### TASK INPUT

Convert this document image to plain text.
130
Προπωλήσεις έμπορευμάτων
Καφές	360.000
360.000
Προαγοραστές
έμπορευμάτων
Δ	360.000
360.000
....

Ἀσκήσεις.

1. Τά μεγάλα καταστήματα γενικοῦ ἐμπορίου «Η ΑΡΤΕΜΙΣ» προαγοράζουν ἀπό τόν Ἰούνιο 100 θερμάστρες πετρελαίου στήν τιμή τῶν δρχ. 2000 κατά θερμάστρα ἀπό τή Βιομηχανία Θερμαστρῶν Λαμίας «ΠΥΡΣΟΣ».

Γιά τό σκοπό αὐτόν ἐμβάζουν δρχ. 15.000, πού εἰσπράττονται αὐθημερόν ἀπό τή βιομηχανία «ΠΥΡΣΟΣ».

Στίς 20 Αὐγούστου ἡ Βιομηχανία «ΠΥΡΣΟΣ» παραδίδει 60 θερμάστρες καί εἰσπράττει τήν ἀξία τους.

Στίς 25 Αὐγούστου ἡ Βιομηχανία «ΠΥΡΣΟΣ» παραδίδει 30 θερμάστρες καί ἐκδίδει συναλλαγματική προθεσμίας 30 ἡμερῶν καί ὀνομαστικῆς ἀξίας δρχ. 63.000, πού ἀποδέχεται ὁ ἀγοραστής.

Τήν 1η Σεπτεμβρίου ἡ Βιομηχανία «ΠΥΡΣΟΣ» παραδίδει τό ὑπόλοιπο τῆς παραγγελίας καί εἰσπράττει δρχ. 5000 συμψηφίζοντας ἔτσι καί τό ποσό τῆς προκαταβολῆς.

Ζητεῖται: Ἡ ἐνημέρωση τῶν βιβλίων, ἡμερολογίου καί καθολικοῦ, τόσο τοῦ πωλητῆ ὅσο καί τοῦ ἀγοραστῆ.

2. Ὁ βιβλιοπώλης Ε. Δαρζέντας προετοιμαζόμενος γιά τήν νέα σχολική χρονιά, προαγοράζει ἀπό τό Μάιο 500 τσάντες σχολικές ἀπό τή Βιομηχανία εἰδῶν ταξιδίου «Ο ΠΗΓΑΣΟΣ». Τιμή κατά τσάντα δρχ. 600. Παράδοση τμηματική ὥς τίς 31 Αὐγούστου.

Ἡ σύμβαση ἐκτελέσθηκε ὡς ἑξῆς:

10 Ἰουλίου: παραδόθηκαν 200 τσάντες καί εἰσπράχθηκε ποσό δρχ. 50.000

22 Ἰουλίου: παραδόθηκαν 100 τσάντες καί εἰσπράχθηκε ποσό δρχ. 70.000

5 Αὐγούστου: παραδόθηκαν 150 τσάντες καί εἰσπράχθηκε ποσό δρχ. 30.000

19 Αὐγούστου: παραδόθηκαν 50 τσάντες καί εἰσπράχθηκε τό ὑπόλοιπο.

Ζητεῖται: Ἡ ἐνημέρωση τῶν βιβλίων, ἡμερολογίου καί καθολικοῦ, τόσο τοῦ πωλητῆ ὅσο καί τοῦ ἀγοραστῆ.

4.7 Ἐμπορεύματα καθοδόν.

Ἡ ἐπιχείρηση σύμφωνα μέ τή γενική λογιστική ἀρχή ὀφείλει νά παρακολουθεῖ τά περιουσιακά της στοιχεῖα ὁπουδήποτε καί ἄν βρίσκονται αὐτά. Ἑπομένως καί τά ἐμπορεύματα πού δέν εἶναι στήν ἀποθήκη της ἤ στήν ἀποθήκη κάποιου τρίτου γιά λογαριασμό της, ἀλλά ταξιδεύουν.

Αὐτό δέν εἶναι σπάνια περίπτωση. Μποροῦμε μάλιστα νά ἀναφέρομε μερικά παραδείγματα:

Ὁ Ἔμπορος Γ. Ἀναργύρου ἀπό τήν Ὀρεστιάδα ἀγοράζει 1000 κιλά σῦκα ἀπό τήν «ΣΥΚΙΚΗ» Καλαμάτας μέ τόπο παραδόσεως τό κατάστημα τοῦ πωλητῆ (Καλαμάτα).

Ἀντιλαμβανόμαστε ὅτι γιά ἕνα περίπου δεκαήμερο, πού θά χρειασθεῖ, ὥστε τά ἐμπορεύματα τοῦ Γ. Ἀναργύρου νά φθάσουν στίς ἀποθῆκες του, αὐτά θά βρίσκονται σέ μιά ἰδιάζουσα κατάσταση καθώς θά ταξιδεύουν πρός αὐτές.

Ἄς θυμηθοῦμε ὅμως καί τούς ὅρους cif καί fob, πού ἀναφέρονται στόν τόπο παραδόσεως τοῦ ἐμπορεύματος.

### WHAT YOU NEED TO DO
For the entries shown above, give the number of lines that include the word "παραδίδει", without any other text.

### RESPONSE
3